● **Aim of the exercise**
Wherever a line holds the word "Vicsek", copy that line out.

● **Extracted entries**
↓↓↓

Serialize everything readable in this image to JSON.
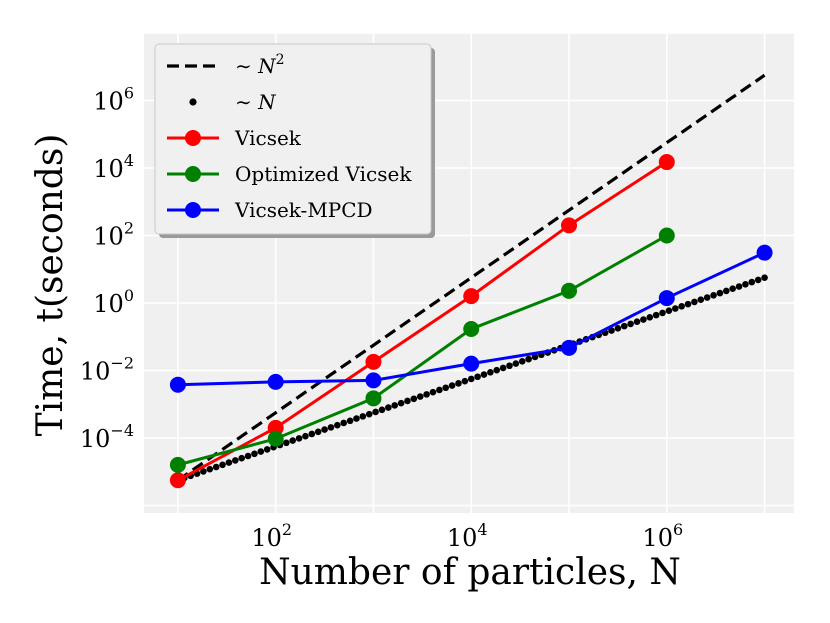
{
  "chart_data": {
    "type": "line",
    "title": "",
    "xlabel": "Number of particles, N",
    "ylabel": "Time, t(seconds)",
    "xscale": "log",
    "yscale": "log",
    "xlim": [
      4.5,
      20000000
    ],
    "ylim": [
      6e-07,
      100000000
    ],
    "grid": true,
    "legend_position": "top-left",
    "x_ticks": [
      {
        "value": 100,
        "base": "10",
        "exp": "2"
      },
      {
        "value": 10000,
        "base": "10",
        "exp": "4"
      },
      {
        "value": 1000000,
        "base": "10",
        "exp": "6"
      }
    ],
    "y_ticks": [
      {
        "value": 0.0001,
        "base": "10",
        "exp": "−4"
      },
      {
        "value": 0.01,
        "base": "10",
        "exp": "−2"
      },
      {
        "value": 1,
        "base": "10",
        "exp": "0"
      },
      {
        "value": 100,
        "base": "10",
        "exp": "2"
      },
      {
        "value": 10000,
        "base": "10",
        "exp": "4"
      },
      {
        "value": 1000000,
        "base": "10",
        "exp": "6"
      }
    ],
    "series": [
      {
        "name": "∼ N",
        "name_prefix": "∼ ",
        "name_var": "N",
        "name_sup": "2",
        "style": "dashed",
        "color": "#000000",
        "x": [
          10,
          10000000
        ],
        "y": [
          5.62e-06,
          5620000
        ]
      },
      {
        "name": "∼ N",
        "name_prefix": "∼ ",
        "name_var": "N",
        "name_sup": "",
        "style": "dotted",
        "color": "#000000",
        "x": [
          10,
          10000000
        ],
        "y": [
          5.62e-06,
          5.62
        ]
      },
      {
        "name": "Vicsek",
        "style": "marker-line",
        "color": "#ff0000",
        "x": [
          10,
          100,
          1000,
          10000,
          100000,
          1000000
        ],
        "y": [
          5.6e-06,
          0.0002,
          0.018,
          1.6,
          200,
          15000
        ]
      },
      {
        "name": "Optimized Vicsek",
        "style": "marker-line",
        "color": "#008000",
        "x": [
          10,
          100,
          1000,
          10000,
          100000,
          1000000
        ],
        "y": [
          1.6e-05,
          9.5e-05,
          0.0015,
          0.17,
          2.3,
          100
        ]
      },
      {
        "name": "Vicsek-MPCD",
        "style": "marker-line",
        "color": "#0000ff",
        "x": [
          10,
          100,
          1000,
          10000,
          100000,
          1000000,
          10000000
        ],
        "y": [
          0.0038,
          0.0046,
          0.0051,
          0.016,
          0.047,
          1.4,
          31
        ]
      }
    ]
  }
}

↑↑↑

● **Response to the task**
        "name": "Vicsek",
        "name": "Optimized Vicsek",
        "name": "Vicsek-MPCD",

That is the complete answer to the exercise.